WORK TO DO: Identify and reproduce every line holding the string "Weekly".
════════
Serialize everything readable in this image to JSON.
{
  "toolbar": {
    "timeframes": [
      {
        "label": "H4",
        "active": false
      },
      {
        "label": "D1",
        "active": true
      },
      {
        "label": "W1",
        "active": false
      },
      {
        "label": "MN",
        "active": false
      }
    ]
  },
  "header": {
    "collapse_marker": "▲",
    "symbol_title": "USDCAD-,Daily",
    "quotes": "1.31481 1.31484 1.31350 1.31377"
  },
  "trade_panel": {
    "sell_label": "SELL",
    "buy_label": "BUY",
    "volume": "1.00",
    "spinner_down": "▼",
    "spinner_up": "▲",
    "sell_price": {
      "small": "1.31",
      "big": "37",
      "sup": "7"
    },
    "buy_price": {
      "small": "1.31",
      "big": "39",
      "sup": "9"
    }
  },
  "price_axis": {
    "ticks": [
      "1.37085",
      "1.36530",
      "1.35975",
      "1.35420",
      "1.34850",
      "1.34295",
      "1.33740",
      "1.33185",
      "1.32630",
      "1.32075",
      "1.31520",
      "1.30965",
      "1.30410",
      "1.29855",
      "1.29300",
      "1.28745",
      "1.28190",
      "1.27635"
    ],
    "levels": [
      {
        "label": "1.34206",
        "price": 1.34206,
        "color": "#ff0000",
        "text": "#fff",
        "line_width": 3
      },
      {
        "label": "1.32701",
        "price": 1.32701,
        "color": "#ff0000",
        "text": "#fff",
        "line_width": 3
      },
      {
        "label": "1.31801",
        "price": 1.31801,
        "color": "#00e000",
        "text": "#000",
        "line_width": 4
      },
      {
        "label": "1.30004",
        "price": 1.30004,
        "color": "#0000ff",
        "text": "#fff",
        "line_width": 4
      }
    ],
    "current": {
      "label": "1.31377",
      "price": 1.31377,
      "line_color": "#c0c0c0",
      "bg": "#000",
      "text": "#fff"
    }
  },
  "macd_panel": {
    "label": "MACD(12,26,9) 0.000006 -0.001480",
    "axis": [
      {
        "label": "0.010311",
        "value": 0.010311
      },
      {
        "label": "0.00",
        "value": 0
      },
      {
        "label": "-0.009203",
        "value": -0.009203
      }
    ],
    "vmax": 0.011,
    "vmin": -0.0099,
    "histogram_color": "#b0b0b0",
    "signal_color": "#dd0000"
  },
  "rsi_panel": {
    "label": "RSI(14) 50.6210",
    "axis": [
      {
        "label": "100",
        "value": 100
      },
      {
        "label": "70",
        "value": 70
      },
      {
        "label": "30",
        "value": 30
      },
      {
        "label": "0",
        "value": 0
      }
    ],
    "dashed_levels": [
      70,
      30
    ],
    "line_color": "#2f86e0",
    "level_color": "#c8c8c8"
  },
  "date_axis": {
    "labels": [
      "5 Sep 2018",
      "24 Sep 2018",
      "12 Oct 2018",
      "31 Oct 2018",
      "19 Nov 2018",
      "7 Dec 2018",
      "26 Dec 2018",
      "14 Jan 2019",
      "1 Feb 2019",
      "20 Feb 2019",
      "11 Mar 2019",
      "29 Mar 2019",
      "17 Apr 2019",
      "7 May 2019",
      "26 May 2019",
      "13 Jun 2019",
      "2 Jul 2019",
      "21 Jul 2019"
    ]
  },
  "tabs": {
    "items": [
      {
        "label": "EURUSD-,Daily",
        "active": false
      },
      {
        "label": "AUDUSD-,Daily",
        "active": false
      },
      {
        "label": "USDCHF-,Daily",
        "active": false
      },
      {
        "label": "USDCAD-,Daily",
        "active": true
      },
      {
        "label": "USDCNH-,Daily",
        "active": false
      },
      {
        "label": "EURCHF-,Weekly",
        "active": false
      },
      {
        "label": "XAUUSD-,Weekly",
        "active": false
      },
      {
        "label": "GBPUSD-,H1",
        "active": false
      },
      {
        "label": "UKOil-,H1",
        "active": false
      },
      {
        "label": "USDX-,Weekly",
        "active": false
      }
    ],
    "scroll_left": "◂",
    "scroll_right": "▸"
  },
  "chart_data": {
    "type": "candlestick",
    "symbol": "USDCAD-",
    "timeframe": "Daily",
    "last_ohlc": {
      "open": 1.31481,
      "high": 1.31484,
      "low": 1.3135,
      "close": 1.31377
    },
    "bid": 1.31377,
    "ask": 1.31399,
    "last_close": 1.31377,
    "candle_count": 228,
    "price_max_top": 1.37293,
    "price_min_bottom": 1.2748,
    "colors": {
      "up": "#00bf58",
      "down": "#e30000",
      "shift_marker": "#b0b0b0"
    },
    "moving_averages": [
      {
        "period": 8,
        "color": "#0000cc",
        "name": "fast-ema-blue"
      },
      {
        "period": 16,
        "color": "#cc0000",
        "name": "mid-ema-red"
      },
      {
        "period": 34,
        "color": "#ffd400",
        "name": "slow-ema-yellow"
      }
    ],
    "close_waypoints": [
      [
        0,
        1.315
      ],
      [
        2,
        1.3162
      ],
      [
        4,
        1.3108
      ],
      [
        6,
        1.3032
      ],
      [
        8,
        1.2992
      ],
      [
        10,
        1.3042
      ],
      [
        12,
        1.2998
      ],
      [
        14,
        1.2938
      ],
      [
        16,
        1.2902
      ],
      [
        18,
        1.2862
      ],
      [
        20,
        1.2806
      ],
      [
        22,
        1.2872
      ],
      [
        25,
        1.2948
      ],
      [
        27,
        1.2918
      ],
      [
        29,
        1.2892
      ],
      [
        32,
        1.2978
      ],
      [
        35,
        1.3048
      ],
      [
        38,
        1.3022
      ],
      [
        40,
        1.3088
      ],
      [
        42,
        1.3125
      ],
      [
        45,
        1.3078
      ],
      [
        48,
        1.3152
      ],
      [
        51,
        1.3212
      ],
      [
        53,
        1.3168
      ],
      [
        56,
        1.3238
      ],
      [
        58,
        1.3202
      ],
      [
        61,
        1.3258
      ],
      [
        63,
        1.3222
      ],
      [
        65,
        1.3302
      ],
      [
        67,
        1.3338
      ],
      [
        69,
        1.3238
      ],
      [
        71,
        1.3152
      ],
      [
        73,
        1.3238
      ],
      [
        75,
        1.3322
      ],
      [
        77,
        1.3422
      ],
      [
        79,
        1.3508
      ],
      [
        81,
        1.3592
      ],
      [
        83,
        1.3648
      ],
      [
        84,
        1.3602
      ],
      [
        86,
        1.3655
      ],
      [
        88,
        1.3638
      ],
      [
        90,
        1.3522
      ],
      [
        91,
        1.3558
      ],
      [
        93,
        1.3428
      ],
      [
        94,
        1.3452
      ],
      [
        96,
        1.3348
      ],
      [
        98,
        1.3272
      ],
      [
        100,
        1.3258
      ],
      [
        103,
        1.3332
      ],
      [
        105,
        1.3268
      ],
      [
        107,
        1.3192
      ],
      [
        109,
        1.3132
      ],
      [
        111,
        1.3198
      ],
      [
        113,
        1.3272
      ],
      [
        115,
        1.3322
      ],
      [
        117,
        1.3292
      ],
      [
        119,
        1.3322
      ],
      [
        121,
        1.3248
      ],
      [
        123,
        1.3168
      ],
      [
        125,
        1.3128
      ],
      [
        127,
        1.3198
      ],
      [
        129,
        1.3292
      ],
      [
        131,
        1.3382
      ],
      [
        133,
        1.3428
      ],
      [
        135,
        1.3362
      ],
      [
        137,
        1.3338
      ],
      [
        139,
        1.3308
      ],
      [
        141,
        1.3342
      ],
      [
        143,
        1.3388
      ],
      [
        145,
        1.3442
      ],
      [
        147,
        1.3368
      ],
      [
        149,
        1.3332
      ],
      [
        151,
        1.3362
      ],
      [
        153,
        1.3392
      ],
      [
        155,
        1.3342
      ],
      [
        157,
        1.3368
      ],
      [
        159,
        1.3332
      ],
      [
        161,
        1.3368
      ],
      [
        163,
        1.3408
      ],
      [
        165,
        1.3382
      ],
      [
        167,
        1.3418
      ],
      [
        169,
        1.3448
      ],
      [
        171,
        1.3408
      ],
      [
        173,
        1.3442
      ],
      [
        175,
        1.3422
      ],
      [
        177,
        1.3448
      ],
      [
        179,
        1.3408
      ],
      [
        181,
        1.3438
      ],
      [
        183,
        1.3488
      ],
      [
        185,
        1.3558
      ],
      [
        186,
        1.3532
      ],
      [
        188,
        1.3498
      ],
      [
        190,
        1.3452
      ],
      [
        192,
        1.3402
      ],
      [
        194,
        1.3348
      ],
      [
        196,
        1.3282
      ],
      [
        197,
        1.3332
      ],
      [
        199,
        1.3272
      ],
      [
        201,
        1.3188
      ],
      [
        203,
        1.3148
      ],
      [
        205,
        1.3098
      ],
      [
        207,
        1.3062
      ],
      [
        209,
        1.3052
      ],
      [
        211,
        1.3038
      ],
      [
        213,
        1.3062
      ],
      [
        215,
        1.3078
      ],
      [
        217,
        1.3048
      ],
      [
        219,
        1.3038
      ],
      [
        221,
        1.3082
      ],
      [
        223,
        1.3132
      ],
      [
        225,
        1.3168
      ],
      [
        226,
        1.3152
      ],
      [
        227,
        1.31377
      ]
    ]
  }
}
════════
ANSWER:
        "label": "EURCHF-,Weekly",
        "label": "XAUUSD-,Weekly",
        "label": "USDX-,Weekly",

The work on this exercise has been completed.